### INFORMATION SHOWN
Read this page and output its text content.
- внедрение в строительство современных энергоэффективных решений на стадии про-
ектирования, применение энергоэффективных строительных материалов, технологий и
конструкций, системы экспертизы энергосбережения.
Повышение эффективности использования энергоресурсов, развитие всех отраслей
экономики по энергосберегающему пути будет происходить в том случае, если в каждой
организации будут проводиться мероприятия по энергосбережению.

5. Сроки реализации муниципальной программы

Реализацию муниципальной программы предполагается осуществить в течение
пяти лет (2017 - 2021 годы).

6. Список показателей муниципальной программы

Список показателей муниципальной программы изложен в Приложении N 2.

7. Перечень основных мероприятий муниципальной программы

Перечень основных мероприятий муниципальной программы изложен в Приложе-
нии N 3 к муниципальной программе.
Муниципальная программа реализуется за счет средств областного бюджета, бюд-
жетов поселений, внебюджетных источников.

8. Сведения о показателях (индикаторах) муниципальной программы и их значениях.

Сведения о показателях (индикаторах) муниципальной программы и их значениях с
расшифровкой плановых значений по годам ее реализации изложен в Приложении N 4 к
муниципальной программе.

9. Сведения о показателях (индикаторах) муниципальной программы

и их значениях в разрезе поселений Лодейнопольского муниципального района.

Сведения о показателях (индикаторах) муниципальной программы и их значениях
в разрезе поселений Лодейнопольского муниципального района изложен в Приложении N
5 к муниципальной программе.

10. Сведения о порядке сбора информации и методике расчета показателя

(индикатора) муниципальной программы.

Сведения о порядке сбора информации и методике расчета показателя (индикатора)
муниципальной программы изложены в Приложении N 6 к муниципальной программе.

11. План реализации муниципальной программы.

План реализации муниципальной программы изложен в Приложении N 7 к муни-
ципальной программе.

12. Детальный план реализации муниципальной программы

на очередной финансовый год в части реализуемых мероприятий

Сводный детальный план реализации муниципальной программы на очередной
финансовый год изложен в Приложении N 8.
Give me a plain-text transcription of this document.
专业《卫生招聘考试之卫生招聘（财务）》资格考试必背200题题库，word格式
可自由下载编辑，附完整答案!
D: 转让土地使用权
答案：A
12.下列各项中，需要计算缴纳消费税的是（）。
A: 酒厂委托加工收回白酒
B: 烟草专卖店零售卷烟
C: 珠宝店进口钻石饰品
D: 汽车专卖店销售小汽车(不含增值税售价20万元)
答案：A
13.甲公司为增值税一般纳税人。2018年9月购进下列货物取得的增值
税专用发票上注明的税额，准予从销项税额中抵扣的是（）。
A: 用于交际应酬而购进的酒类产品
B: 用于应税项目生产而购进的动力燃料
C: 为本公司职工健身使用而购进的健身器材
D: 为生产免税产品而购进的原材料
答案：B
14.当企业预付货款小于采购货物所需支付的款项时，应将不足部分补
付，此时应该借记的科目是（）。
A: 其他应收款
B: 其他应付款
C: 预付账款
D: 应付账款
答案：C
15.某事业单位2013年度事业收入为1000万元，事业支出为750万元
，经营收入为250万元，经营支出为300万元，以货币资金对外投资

### SET PROBLEM
Reproduce the whole listing word for word.

### TASK SOLUTION
Read this page and output its text content.
- внедрение в строительство современных энергоэффективных решений на стадии про-
ектирования, применение энергоэффективных строительных материалов, технологий и
конструкций, системы экспертизы энергосбережения.
Повышение эффективности использования энергоресурсов, развитие всех отраслей
экономики по энергосберегающему пути будет происходить в том случае, если в каждой
организации будут проводиться мероприятия по энергосбережению.

5. Сроки реализации муниципальной программы

Реализацию муниципальной программы предполагается осуществить в течение
пяти лет (2017 - 2021 годы).

6. Список показателей муниципальной программы

Список показателей муниципальной программы изложен в Приложении N 2.

7. Перечень основных мероприятий муниципальной программы

Перечень основных мероприятий муниципальной программы изложен в Приложе-
нии N 3 к муниципальной программе.
Муниципальная программа реализуется за счет средств областного бюджета, бюд-
жетов поселений, внебюджетных источников.

8. Сведения о показателях (индикаторах) муниципальной программы и их значениях.

Сведения о показателях (индикаторах) муниципальной программы и их значениях с
расшифровкой плановых значений по годам ее реализации изложен в Приложении N 4 к
муниципальной программе.

9. Сведения о показателях (индикаторах) муниципальной программы

и их значениях в разрезе поселений Лодейнопольского муниципального района.

Сведения о показателях (индикаторах) муниципальной программы и их значениях
в разрезе поселений Лодейнопольского муниципального района изложен в Приложении N
5 к муниципальной программе.

10. Сведения о порядке сбора информации и методике расчета показателя

(индикатора) муниципальной программы.

Сведения о порядке сбора информации и методике расчета показателя (индикатора)
муниципальной программы изложены в Приложении N 6 к муниципальной программе.

11. План реализации муниципальной программы.

План реализации муниципальной программы изложен в Приложении N 7 к муни-
ципальной программе.

12. Детальный план реализации муниципальной программы

на очередной финансовый год в части реализуемых мероприятий

Сводный детальный план реализации муниципальной программы на очередной
финансовый год изложен в Приложении N 8.
Give me a plain-text transcription of this document.
专业《卫生招聘考试之卫生招聘（财务）》资格考试必背200题题库，word格式
可自由下载编辑，附完整答案!
D: 转让土地使用权
答案：A
12.下列各项中，需要计算缴纳消费税的是（）。
A: 酒厂委托加工收回白酒
B: 烟草专卖店零售卷烟
C: 珠宝店进口钻石饰品
D: 汽车专卖店销售小汽车(不含增值税售价20万元)
答案：A
13.甲公司为增值税一般纳税人。2018年9月购进下列货物取得的增值
税专用发票上注明的税额，准予从销项税额中抵扣的是（）。
A: 用于交际应酬而购进的酒类产品
B: 用于应税项目生产而购进的动力燃料
C: 为本公司职工健身使用而购进的健身器材
D: 为生产免税产品而购进的原材料
答案：B
14.当企业预付货款小于采购货物所需支付的款项时，应将不足部分补
付，此时应该借记的科目是（）。
A: 其他应收款
B: 其他应付款
C: 预付账款
D: 应付账款
答案：C
15.某事业单位2013年度事业收入为1000万元，事业支出为750万元
，经营收入为250万元，经营支出为300万元，以货币资金对外投资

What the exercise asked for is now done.